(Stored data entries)
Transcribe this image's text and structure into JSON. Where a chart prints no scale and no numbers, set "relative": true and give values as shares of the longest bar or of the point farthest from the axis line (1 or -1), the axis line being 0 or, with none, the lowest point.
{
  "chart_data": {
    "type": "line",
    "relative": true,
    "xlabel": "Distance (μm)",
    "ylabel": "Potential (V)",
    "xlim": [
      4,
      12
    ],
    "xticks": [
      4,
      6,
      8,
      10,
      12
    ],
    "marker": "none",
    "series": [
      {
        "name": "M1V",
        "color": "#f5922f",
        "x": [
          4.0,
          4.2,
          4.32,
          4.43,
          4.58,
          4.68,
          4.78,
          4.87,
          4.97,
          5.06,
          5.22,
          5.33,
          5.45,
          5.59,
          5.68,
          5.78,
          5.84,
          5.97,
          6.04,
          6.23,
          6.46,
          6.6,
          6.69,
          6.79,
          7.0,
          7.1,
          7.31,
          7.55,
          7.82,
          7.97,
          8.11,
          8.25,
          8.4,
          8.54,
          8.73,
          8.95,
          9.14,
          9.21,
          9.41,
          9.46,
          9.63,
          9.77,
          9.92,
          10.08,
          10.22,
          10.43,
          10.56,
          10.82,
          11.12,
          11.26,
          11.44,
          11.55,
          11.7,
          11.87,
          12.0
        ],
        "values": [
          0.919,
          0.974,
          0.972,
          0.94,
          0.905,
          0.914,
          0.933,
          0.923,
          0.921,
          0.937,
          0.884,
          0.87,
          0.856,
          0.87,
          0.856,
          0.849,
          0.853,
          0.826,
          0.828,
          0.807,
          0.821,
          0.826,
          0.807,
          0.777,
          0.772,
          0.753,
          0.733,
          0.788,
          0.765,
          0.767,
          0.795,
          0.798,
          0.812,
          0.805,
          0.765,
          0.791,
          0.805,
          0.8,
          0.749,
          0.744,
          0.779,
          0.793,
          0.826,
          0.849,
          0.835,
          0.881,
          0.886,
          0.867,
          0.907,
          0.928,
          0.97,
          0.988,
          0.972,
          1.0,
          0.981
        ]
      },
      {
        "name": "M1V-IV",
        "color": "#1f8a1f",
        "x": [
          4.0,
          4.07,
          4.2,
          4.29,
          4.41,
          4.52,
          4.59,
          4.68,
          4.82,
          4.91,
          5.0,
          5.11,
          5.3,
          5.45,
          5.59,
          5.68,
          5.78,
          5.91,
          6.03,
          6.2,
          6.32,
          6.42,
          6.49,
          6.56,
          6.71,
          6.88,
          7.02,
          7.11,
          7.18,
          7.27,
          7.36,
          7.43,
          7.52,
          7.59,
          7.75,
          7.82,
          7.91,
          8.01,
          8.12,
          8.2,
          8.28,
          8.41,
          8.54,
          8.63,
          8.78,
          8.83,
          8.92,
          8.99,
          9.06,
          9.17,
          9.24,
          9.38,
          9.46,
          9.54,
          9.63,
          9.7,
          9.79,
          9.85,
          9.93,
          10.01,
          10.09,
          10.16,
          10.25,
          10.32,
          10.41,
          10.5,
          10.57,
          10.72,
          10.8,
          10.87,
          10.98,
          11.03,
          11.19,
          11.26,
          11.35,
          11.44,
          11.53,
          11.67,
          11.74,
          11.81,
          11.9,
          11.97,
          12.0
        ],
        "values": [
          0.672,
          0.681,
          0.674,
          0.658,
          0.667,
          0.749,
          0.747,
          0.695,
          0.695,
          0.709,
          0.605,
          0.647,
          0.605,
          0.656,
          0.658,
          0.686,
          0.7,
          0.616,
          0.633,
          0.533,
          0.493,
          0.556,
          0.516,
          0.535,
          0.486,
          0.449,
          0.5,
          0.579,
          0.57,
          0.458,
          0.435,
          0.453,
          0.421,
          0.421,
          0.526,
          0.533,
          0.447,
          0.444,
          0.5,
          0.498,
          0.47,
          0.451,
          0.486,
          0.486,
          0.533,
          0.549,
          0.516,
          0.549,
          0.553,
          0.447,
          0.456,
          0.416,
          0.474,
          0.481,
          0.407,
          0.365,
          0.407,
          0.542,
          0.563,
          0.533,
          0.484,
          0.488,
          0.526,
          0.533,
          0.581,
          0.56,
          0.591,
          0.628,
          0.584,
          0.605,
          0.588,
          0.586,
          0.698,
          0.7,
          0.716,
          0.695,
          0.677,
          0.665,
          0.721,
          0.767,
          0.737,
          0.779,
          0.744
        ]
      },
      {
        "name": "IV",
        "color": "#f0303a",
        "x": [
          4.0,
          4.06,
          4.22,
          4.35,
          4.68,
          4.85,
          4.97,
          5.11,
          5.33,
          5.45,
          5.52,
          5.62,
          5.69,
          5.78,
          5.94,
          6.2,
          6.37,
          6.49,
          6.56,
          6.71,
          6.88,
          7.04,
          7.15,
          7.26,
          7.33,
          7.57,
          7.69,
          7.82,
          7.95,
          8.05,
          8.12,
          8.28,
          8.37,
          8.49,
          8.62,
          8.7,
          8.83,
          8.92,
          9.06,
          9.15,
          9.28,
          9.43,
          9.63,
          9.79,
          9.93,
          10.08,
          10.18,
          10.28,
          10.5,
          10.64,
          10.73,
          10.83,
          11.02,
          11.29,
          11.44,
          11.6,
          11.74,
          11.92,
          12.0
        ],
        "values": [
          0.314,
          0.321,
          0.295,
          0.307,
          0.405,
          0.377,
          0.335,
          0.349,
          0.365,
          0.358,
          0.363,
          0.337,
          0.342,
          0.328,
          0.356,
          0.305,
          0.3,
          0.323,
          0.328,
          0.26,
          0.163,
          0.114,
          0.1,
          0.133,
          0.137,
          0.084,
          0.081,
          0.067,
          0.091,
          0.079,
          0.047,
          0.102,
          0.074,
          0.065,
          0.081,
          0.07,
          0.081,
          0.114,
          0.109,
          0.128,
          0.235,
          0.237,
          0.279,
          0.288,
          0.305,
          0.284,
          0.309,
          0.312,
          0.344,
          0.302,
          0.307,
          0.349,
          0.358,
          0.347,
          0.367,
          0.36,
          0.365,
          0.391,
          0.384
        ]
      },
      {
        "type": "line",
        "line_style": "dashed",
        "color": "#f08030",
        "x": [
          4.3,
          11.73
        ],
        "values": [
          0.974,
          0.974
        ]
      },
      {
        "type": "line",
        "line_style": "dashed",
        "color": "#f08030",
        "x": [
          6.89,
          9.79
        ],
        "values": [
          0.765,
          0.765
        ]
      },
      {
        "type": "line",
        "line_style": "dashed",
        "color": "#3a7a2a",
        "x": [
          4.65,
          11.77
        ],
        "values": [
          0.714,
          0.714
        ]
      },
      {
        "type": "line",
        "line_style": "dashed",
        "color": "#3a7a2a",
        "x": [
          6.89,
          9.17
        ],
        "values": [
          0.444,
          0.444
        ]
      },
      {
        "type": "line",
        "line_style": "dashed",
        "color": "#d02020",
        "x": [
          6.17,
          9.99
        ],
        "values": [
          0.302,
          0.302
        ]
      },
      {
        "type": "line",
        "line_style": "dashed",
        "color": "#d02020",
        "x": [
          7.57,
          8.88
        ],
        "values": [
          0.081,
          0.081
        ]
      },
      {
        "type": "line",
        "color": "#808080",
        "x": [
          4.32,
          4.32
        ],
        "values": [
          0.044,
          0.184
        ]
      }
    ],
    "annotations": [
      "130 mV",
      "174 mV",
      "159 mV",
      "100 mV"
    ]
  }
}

Short problem
Each line in the entries above that includes the string "relative" should be extracted.

Exercise solution
Transcribe this image's text and structure into JSON. Where a chart prints no scale and no numbers, set "relative": true and give values as shares of the longest bar or of the point farthest from the axis line (1 or -1), the axis line being 0 or, with none, the lowest point.
    "relative": true,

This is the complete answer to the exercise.